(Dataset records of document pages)
####

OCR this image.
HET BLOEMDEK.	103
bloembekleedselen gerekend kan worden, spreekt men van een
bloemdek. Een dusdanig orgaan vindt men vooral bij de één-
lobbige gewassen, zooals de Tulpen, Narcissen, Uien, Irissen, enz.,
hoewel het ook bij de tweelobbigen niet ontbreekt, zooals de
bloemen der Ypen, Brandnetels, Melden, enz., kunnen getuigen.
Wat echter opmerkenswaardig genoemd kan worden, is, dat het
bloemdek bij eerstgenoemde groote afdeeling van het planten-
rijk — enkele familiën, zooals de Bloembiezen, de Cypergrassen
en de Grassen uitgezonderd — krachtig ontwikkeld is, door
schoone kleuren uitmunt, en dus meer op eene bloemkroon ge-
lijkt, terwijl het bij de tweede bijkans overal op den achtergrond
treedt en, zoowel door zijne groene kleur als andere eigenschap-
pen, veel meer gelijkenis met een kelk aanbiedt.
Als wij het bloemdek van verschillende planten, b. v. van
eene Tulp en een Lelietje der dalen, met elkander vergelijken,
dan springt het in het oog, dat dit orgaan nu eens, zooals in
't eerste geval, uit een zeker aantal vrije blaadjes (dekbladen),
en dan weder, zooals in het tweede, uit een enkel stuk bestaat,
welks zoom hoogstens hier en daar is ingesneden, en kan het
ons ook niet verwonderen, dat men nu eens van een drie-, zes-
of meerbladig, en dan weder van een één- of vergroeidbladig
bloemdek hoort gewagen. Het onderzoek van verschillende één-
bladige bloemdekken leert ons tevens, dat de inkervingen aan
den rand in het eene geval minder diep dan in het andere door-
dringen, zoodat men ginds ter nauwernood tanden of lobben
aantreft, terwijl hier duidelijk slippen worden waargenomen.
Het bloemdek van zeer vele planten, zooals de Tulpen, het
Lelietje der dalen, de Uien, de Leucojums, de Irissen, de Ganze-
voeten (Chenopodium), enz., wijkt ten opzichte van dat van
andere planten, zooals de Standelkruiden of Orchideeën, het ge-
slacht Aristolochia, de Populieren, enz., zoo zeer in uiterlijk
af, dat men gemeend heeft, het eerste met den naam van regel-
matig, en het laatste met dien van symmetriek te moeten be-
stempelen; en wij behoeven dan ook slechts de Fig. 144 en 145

####

Write out every line in the data that holds the string "eerste".

### Task result
't eerste geval, uit een zeker aantal vrije blaadjes (dekbladen),
af, dat men gemeend heeft, het eerste met den naam van regel-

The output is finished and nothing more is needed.